YOUR GOAL: Where a line holds the string "image", return that line.
====== INPUT ROWS ======
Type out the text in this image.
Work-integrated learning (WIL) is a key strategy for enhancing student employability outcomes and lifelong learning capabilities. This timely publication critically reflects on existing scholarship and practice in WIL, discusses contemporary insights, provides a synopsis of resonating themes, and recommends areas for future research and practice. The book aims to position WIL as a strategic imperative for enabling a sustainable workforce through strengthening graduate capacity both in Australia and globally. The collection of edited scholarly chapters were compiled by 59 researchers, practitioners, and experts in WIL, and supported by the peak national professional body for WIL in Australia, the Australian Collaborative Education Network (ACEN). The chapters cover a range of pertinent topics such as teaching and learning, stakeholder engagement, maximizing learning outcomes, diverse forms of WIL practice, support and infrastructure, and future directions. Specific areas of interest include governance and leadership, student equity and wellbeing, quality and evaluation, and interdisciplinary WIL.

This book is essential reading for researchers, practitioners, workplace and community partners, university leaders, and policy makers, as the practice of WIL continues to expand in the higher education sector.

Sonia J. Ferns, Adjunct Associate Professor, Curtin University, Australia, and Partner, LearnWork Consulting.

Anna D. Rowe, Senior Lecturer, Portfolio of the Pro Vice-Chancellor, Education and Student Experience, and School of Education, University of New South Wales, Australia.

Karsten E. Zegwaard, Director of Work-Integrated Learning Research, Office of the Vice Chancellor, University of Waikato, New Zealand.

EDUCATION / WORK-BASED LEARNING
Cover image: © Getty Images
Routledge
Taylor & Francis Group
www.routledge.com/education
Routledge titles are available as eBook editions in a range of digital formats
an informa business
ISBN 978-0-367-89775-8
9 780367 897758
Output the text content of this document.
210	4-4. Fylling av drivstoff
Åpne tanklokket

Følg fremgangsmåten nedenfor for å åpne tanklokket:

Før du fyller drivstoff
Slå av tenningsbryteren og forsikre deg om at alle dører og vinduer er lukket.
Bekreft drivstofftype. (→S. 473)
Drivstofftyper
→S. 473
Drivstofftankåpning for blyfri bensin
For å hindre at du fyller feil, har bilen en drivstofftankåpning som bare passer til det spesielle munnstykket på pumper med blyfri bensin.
======
ANSWER TO THIS PROBLEM:
Type out the text in this image.
Cover image: © Getty Images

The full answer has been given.